**Tekst do przeczytania**
Muszę w zupełnosci zgodzić się z przedmówcą.

Powiem jeszcze tyle ze nie moglem poznac scen gdzie walczy Megatron a Starscream, mialem wrazenie ze szczegółowość pojedynków i samych transformacji jest dużo słabsza niż w jedynce a skoki kamery to NAJTANSZY sposób na zrobienie pelni dynamicznej sceny akcji.

Film posiada też sporo 'smiesznych scen' które nie dorównują jedynce.
Jedynym momentem gdy się smiałem była akcja z paralizatorem.

Na jakie momenty czekałem?
Na takie jak były agent sektora7 prosi o uzycie prototypowego działka aby zestrzelić transformersa z piramidy ktory ma zamiast zniszczyć nasze słońce, i co? cóż działko nie strzeliło a pierdneło i tyle ;] reszta to chłam

Ocena filmu
2 / 10, dla fantów spoko 3/10

_Garret_Reza_

Typowy bełkot zwykłego trolla..

PS1. Przeczytałem tylko tytuł
PS2. Zupełnie przypadkowo zgłosiłem 14 razy
PS3. Gorąco wierze w to, że jestem ostatnią osobą która cokolwiek w tym temacie napisała

ocenił(a) film na 3
p133295

"Typowy bełkot zwykłego trolla"

Ładny tytuł nadałeś swojemu komentarzowi, chwali Ci się!

ocenił(a) film na 10
_Garret_Reza_

Stary proszę Cie... Czuję to w powietrzu ( mimo iż zaraz mi wypomnisz że ja
powietrze czuję ) że każdy z nas widział więcej filmów i może się
wypowiedzieć bardziej ambitniej niż ty. Po drugie patrz z perspektywy kina
akcji/ sci-fi itd. A nie z perspektywy filmów które masz dodane do
ulubionych... Bo jedyne przeleciałem tak na szybkiego twoje "ulubione filmy
" i jedyne które poznałem to były "101 dalmatyńczyków", "shrek" i "matrix"

**Cel ćwiczenia**
Dopisz dalszy ciąg powyższej dyskusji o filmie z Transformersami. Zacznij od miejsca, w którym urywa się jej ostatnie zdanie.

**Pokazane dane**
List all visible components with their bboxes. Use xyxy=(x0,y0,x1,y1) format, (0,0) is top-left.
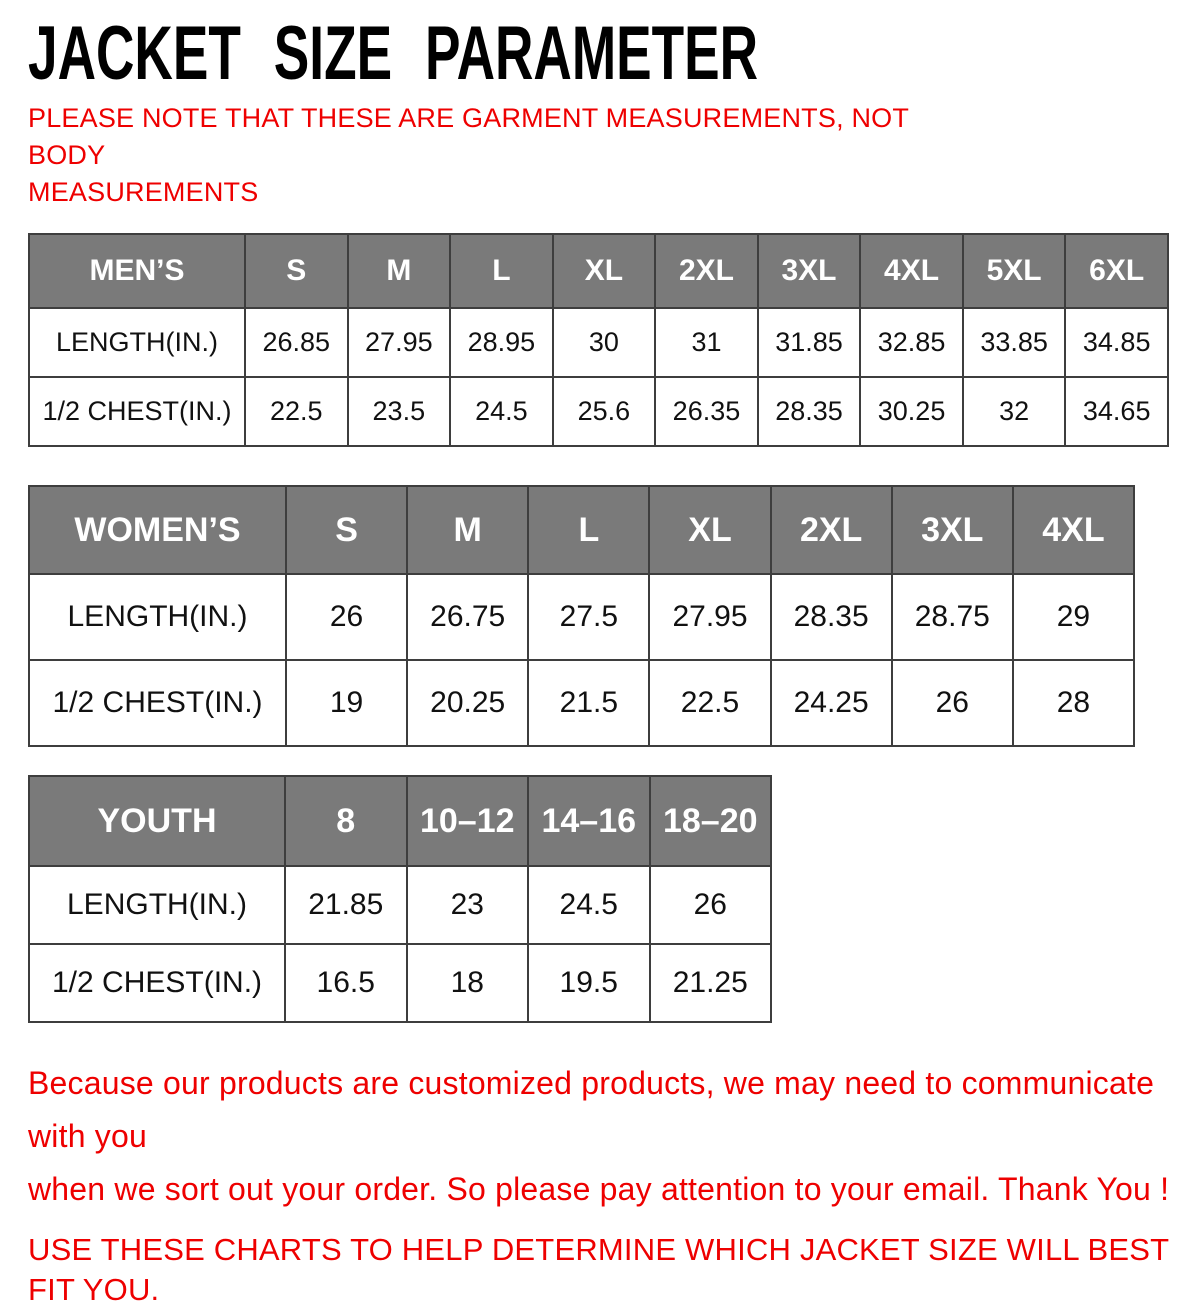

**Odpowiedź**
Wypowiedziałbym się więcej gdybyś działał w kryteriach "gatunków filmów".

Pozdrawiam

Liru

ocenił(a) film na 3
liru_krakow

Więcej niż ~2000 (skoro tak Ci zależy na liczbach, to proszę bardzo)?

I chyba Cię głowa boli, że masz zamiar się ambitnie wypowiedziec o tym filmie. Co, omówisz konstrukcję scenariusza, ambiwalentnośc postaci, głebokie wybory moralne podejmowane przez bohaterów, hirurgicznie zaplanowane relacje między nimi? A może powiesz coś o zdjęciach! O ich wysmakowanie, kompozycji kadru, perspektywie? No bo chyba nie o tym długich ujęciach?

Patrzę z perspektywy kina akcji/sci-fi itd. I co mam widziec? Upadek gatunku (bum bum Uber Alles)? No i kompletnie nie rozumiem co znaczy "działał w kryteriach <gatunków filmów>."

ocenił(a) film na 8
_Garret_Reza_

Garret Reza
Czytając twoje wypowiedzi ma się wrażenie,że pozjadałeś wszystkie rozumy!
Każdy ma prawo wyrazić swoją opinię - nawet bardzo skrajną.
Dla jednych ten film może być pozbawiony jakichkolwiek walorów dla innych może to być ambitne kino...
Poza tym kolego naucz się trochę ortografii zamiast siedzieć przy komputerze i non stop pisać komentarze...
Jak się już wypowiadasz jakie to cechy powinien mieć ambitny film to wyraz chirurgicznie pisze się przez ch...
Jesteś jakimś niedowartościowanym człowieczkiem,który zapewne nic nie osiągnął w życiu i jeszcze ma czelność uświadamiać młodzież.
Ty kolego pewnie nawet nie oglądałeś wcześniejszych wersji Transformersów nie mówiąc o serialach, a uważasz się za znawcę tematu...
Poza tym piszesz non stop te swoje komentarze jakimś bełkotliwym językiem i myślisz,że jesteś ktoś?
Chyba tylko na tym serwisie bo w prawdziwym świecie jesteś bardzo malutki...
Co do filmu to moim zdaniem zgadzam się z większością opinii - pierwsza część była lepsza, w drugiej postawiono bardziej na efekty specjalne i fajerwerki techniczne, ale to było od początku zamierzeniem twórców.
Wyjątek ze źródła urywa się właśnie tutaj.